## PROBLEM DETAILS
Note each line where "into" appears, and copy it.

## RECORDS FOR PROCESSING
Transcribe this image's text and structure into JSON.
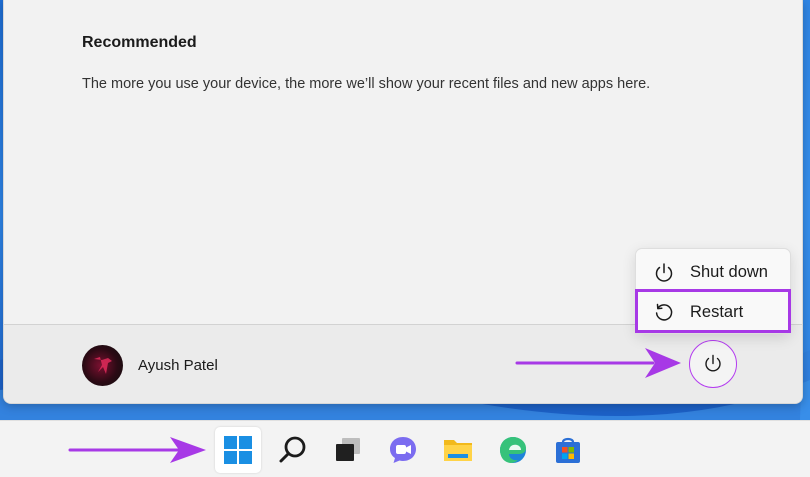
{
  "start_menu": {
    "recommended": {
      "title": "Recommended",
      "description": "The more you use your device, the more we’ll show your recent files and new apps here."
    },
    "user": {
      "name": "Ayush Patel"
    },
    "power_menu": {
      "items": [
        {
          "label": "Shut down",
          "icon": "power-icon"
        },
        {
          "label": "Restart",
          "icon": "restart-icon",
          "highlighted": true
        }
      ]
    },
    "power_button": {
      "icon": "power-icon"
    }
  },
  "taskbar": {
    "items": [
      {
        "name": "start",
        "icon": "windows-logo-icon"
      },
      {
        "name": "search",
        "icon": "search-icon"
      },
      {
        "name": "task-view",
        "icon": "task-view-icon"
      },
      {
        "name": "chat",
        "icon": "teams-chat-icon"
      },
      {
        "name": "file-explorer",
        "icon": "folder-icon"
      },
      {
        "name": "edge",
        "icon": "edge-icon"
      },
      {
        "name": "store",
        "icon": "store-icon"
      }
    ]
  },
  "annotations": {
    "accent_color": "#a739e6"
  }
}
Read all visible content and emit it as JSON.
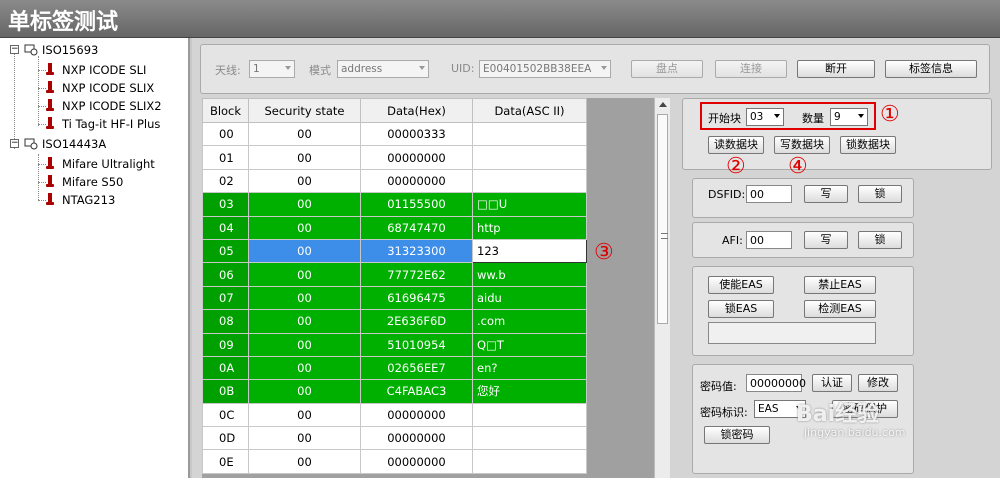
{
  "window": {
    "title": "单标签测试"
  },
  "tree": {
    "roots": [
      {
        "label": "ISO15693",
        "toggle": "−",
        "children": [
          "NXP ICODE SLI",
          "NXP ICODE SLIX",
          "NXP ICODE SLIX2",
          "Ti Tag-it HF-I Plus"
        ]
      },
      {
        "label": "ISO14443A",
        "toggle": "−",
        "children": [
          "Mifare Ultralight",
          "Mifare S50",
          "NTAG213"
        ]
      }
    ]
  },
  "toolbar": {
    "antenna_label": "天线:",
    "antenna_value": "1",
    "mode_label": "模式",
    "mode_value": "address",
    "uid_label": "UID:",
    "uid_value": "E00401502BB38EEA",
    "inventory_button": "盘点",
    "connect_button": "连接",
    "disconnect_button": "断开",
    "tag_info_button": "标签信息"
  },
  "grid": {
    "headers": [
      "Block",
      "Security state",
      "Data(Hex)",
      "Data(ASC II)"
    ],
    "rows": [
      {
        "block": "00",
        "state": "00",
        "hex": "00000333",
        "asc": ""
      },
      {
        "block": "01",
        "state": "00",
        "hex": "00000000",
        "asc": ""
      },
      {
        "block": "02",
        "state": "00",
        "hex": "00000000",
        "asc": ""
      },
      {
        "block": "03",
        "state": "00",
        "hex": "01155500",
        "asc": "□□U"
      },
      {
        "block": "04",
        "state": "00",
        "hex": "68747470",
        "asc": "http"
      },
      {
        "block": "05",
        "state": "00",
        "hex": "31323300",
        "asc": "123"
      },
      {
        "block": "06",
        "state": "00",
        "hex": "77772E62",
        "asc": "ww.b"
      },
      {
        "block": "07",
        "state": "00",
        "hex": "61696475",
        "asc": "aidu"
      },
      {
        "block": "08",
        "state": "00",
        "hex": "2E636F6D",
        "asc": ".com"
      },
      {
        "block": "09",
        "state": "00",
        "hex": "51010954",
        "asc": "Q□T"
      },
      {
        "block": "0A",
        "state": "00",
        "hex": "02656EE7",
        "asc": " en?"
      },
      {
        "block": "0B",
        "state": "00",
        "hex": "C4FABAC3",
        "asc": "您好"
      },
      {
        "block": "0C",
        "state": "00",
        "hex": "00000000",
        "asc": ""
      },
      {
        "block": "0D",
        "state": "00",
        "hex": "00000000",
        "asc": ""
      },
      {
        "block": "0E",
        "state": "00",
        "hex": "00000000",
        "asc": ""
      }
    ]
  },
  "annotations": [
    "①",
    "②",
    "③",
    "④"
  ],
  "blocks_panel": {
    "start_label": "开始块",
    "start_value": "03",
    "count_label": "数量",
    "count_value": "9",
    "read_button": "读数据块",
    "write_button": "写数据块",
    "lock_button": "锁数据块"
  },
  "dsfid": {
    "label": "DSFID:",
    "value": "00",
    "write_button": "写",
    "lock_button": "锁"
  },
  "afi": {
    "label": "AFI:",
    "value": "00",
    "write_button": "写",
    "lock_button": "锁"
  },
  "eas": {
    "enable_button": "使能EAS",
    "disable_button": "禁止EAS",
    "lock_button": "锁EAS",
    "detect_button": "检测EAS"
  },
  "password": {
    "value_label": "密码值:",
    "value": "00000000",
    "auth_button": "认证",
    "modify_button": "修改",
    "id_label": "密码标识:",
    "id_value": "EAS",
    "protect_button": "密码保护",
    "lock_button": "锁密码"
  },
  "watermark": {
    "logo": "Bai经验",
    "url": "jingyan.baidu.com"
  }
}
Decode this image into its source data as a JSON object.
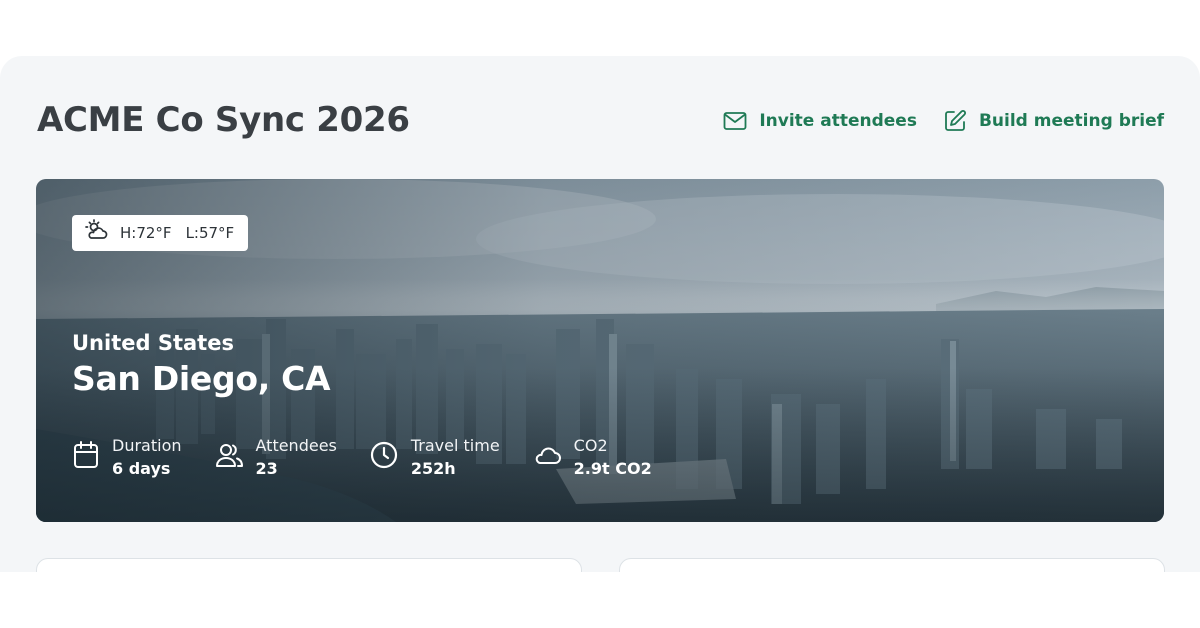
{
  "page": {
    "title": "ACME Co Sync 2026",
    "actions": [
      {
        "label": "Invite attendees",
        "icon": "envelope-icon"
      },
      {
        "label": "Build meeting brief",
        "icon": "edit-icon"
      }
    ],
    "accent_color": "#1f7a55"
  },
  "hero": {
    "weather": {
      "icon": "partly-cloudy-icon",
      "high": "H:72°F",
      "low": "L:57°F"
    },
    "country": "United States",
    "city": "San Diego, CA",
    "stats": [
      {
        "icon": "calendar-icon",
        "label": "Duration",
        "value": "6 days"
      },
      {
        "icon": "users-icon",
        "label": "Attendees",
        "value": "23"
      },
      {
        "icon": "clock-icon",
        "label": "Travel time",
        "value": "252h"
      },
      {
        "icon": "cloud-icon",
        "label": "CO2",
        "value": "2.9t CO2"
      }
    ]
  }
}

## EXERCISE OUTPUT
Transcribe this image's text and structure into JSON.
Decode this image into its source data as a JSON object.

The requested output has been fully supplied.